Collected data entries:
+--

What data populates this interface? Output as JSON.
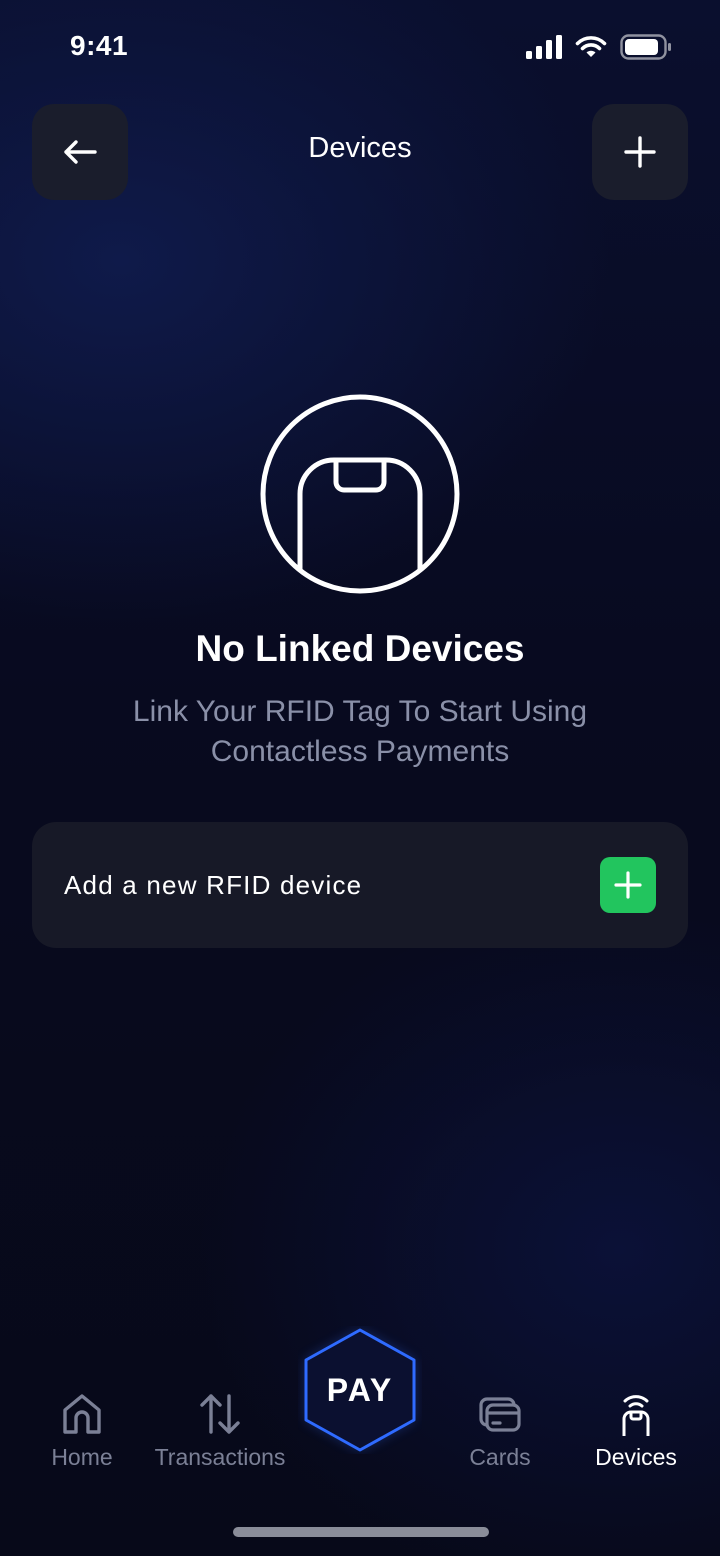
{
  "status_bar": {
    "time": "9:41"
  },
  "header": {
    "title": "Devices"
  },
  "empty_state": {
    "title": "No Linked Devices",
    "line1": "Link Your RFID Tag To Start Using",
    "line2": "Contactless Payments"
  },
  "add_device": {
    "label": "Add a new RFID device"
  },
  "nav": {
    "home": "Home",
    "transactions": "Transactions",
    "pay": "PAY",
    "cards": "Cards",
    "devices": "Devices"
  },
  "colors": {
    "accent_green": "#22c55e",
    "pay_ring": "#2f6bff",
    "muted_text": "#8a90a8"
  }
}
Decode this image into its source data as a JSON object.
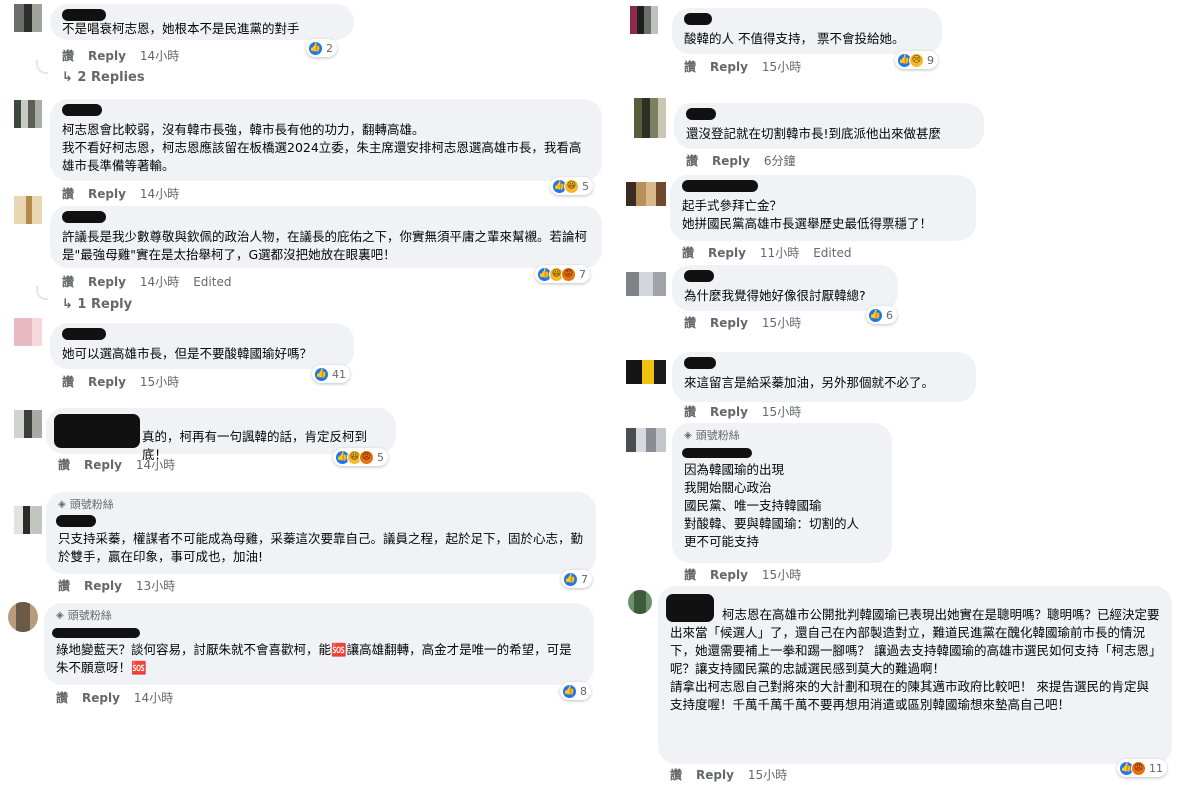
{
  "labels": {
    "like": "讚",
    "reply": "Reply",
    "edited": "Edited"
  },
  "left": [
    {
      "text": "不是唱衰柯志恩，她根本不是民進黨的對手",
      "time": "14小時",
      "reactions": [
        "like"
      ],
      "count": "2",
      "replies": "2 Replies"
    },
    {
      "text": "柯志恩會比較弱，沒有韓市長強，韓市長有他的功力，翻轉高雄。\n我不看好柯志恩，柯志恩應該留在板橋選2024立委，朱主席還安排柯志恩選高雄市長，我看高雄市長準備等著輸。",
      "time": "14小時",
      "reactions": [
        "like",
        "haha"
      ],
      "count": "5"
    },
    {
      "text": "許議長是我少數尊敬與欽佩的政治人物，在議長的庇佑之下，你實無須平庸之輩來幫襯。若論柯是\"最強母雞\"實在是太抬舉柯了，G選都沒把她放在眼裏吧！",
      "time": "14小時",
      "edited": "Edited",
      "reactions": [
        "like",
        "haha",
        "angry"
      ],
      "count": "7",
      "replies": "1 Reply"
    },
    {
      "text": "她可以選高雄市長，但是不要酸韓國瑜好嗎？",
      "time": "15小時",
      "reactions": [
        "like"
      ],
      "count": "41"
    },
    {
      "text": "真的，柯再有一句諷韓的話，肯定反柯到底！",
      "time": "14小時",
      "reactions": [
        "like",
        "haha",
        "angry"
      ],
      "count": "5"
    },
    {
      "badge": "頭號粉絲",
      "text": "只支持采蓁，權謀者不可能成為母雞，采蓁這次要靠自己。議員之程，起於足下，固於心志，勤於雙手，贏在印象，事可成也，加油!",
      "time": "13小時",
      "reactions": [
        "like"
      ],
      "count": "7"
    },
    {
      "badge": "頭號粉絲",
      "text": "綠地變藍天？談何容易，討厭朱就不會喜歡柯，能🆘讓高雄翻轉，高金才是唯一的希望，可是朱不願意呀！🆘",
      "time": "14小時",
      "reactions": [
        "like"
      ],
      "count": "8"
    }
  ],
  "right": [
    {
      "text": "酸韓的人 不值得支持， 票不會投給她。",
      "time": "15小時",
      "reactions": [
        "like",
        "sad"
      ],
      "count": "9"
    },
    {
      "text": "還沒登記就在切割韓市長!到底派他出來做甚麼",
      "time": "6分鐘"
    },
    {
      "text": "起手式參拜亡金？\n她拼國民黨高雄市長選舉歷史最低得票穩了！",
      "time": "11小時",
      "edited": "Edited"
    },
    {
      "text": "為什麼我覺得她好像很討厭韓總?",
      "time": "15小時",
      "reactions": [
        "like"
      ],
      "count": "6"
    },
    {
      "text": "來這留言是給采蓁加油，另外那個就不必了。",
      "time": "15小時"
    },
    {
      "badge": "頭號粉絲",
      "text": "因為韓國瑜的出現\n我開始關心政治\n國民黨、唯一支持韓國瑜\n對酸韓、要與韓國瑜：切割的人\n更不可能支持",
      "time": "15小時"
    },
    {
      "text": "柯志恩在高雄市公開批判韓國瑜已表現出她實在是聰明嗎？聰明嗎？已經決定要出來當「候選人」了，還自己在內部製造對立，難道民進黨在醜化韓國瑜前市長的情況下，她還需要補上一拳和踢一腳嗎？ 讓過去支持韓國瑜的高雄市選民如何支持「柯志恩」呢？讓支持國民黨的忠誠選民感到莫大的難過啊！\n請拿出柯志恩自己對將來的大計劃和現在的陳其邁市政府比較吧！ 來提告選民的肯定與支持度喔！千萬千萬千萬不要再想用消遣或區別韓國瑜想來墊高自己吧！",
      "time": "15小時",
      "reactions": [
        "like",
        "angry"
      ],
      "count": "11"
    }
  ]
}
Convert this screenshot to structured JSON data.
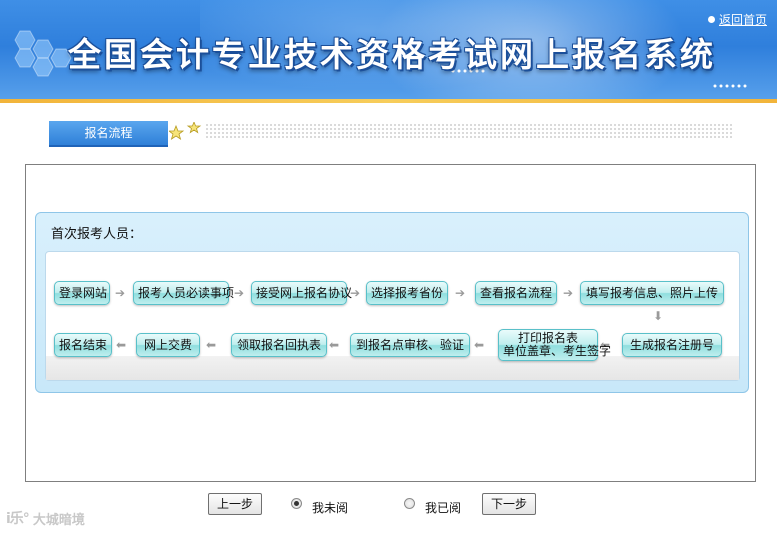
{
  "header": {
    "title": "全国会计专业技术资格考试网上报名系统",
    "home_link": "返回首页"
  },
  "section": {
    "tab_label": "报名流程"
  },
  "flow": {
    "label": "首次报考人员：",
    "row1": [
      "登录网站",
      "报考人员必读事项",
      "接受网上报名协议",
      "选择报考省份",
      "查看报名流程",
      "填写报考信息、照片上传"
    ],
    "row2": {
      "finish": "报名结束",
      "pay": "网上交费",
      "receipt": "领取报名回执表",
      "review": "到报名点审核、验证",
      "print_line1": "打印报名表",
      "print_line2": "单位盖章、考生签字",
      "register": "生成报名注册号"
    }
  },
  "controls": {
    "prev_label": "上一步",
    "next_label": "下一步",
    "unread_label": "我未阅",
    "read_label": "我已阅",
    "selected": "unread"
  },
  "watermark": {
    "logo": "i乐°",
    "text": "大城暗境"
  },
  "colors": {
    "banner_blue": "#2f7fdc",
    "accent_gold": "#f2b43a",
    "step_teal": "#8fdede",
    "panel_blue": "#c8e8f9"
  }
}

+--

**What needs to be done**: Looking at the data above, how many lines hold the word "count"? Respond with the number alone.

**Output below**: 10